Document transcript data:

•••••

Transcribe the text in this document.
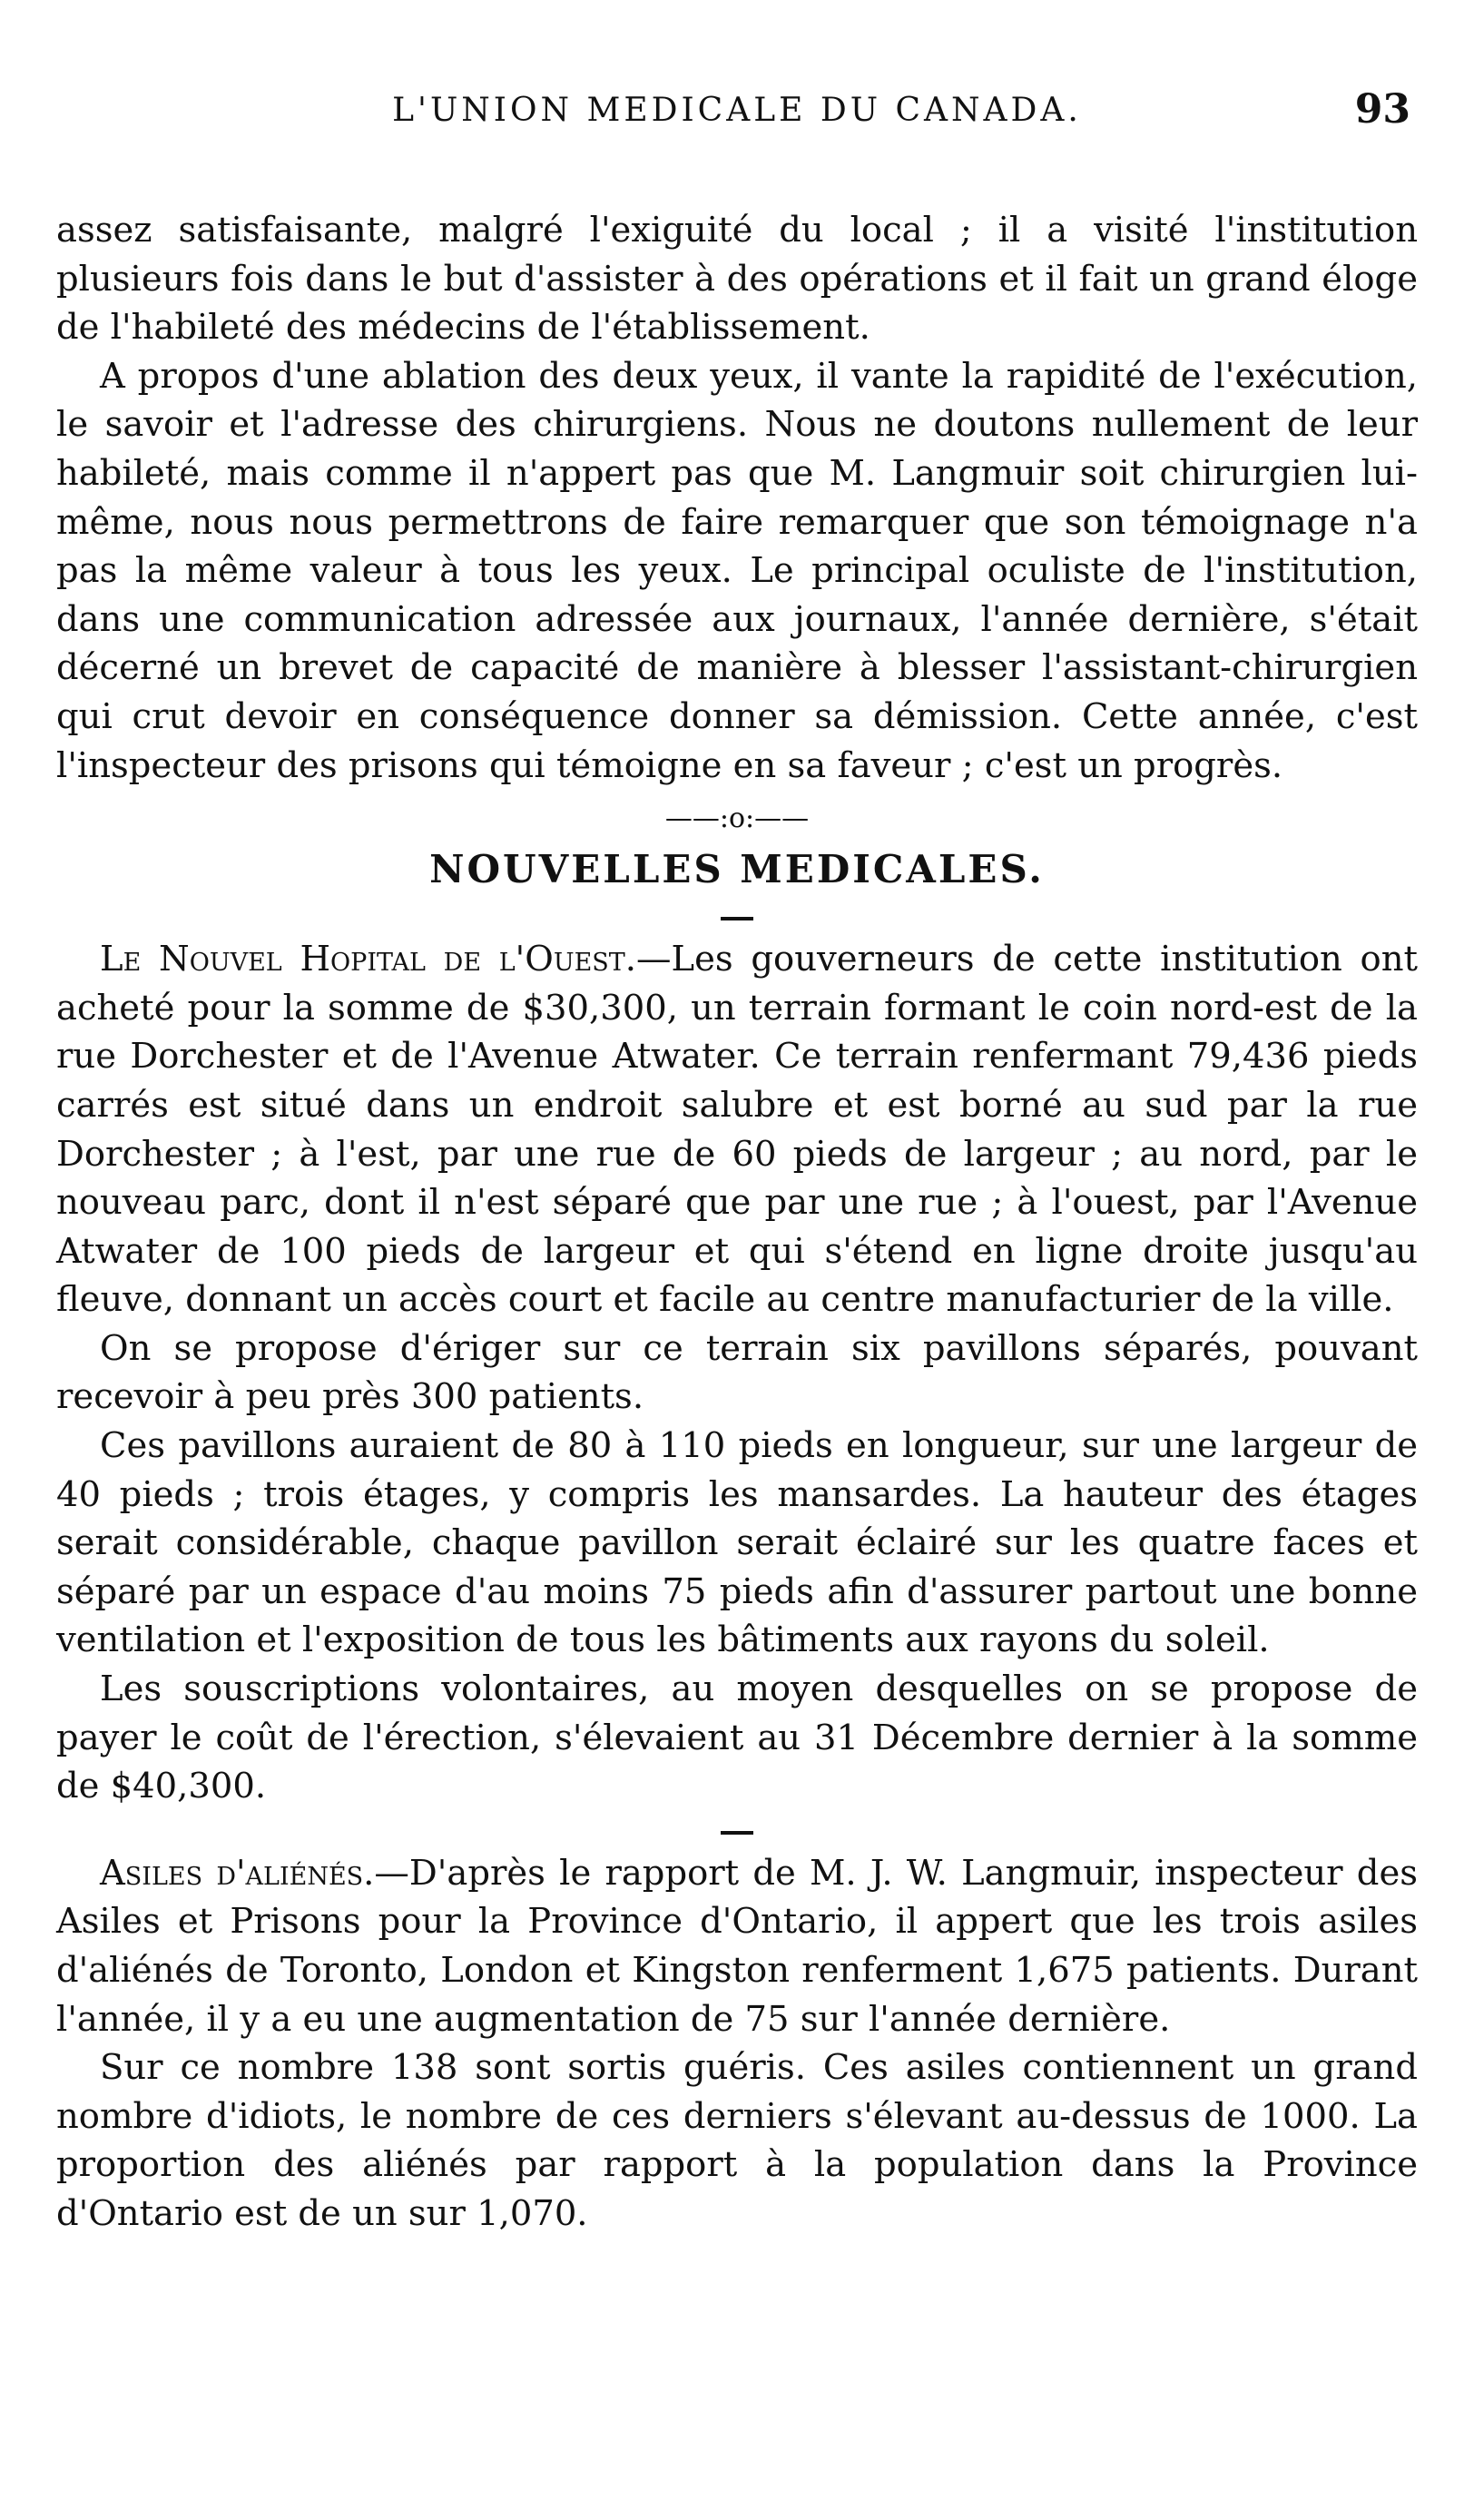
L'UNION MEDICALE DU CANADA.	93

assez satisfaisante, malgré l'exiguité du local ; il a visité l'institution plusieurs fois dans le but d'assister à des opérations et il fait un grand éloge de l'habileté des médecins de l'établissement.

A propos d'une ablation des deux yeux, il vante la rapidité de l'exécution, le savoir et l'adresse des chirurgiens. Nous ne doutons nullement de leur habileté, mais comme il n'appert pas que M. Langmuir soit chirurgien lui-même, nous nous permettrons de faire remarquer que son témoignage n'a pas la même valeur à tous les yeux. Le principal oculiste de l'institution, dans une communication adressée aux journaux, l'année dernière, s'était décerné un brevet de capacité de manière à blesser l'assistant-chirurgien qui crut devoir en conséquence donner sa démission. Cette année, c'est l'inspecteur des prisons qui témoigne en sa faveur ; c'est un progrès.

——:o:——
NOUVELLES MEDICALES.

Le Nouvel Hopital de l'Ouest.—Les gouverneurs de cette institution ont acheté pour la somme de $30,300, un terrain formant le coin nord-est de la rue Dorchester et de l'Avenue Atwater. Ce terrain renfermant 79,436 pieds carrés est situé dans un endroit salubre et est borné au sud par la rue Dorchester ; à l'est, par une rue de 60 pieds de largeur ; au nord, par le nouveau parc, dont il n'est séparé que par une rue ; à l'ouest, par l'Avenue Atwater de 100 pieds de largeur et qui s'étend en ligne droite jusqu'au fleuve, donnant un accès court et facile au centre manufacturier de la ville.

On se propose d'ériger sur ce terrain six pavillons séparés, pouvant recevoir à peu près 300 patients.

Ces pavillons auraient de 80 à 110 pieds en longueur, sur une largeur de 40 pieds ; trois étages, y compris les mansardes. La hauteur des étages serait considérable, chaque pavillon serait éclairé sur les quatre faces et séparé par un espace d'au moins 75 pieds afin d'assurer partout une bonne ventilation et l'exposition de tous les bâtiments aux rayons du soleil.

Les souscriptions volontaires, au moyen desquelles on se propose de payer le coût de l'érection, s'élevaient au 31 Décembre dernier à la somme de $40,300.

Asiles d'aliénés.—D'après le rapport de M. J. W. Langmuir, inspecteur des Asiles et Prisons pour la Province d'Ontario, il appert que les trois asiles d'aliénés de Toronto, London et Kingston renferment 1,675 patients. Durant l'année, il y a eu une augmentation de 75 sur l'année dernière.

Sur ce nombre 138 sont sortis guéris. Ces asiles contiennent un grand nombre d'idiots, le nombre de ces derniers s'élevant au-dessus de 1000. La proportion des aliénés par rapport à la population dans la Province d'Ontario est de un sur 1,070.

•••••

What is required:
All lines of the records containing "aliénés" should be shown.

Exercise result:
Asiles d'aliénés.—D'après le rapport de M. J. W. Langmuir, inspecteur des Asiles et Prisons pour la Province d'Ontario, il appert que les trois asiles d'aliénés de Toronto, London et Kingston renferment 1,675 patients. Durant l'année, il y a eu une augmentation de 75 sur l'année dernière.
Sur ce nombre 138 sont sortis guéris. Ces asiles contiennent un grand nombre d'idiots, le nombre de ces derniers s'élevant au-dessus de 1000. La proportion des aliénés par rapport à la population dans la Province d'Ontario est de un sur 1,070.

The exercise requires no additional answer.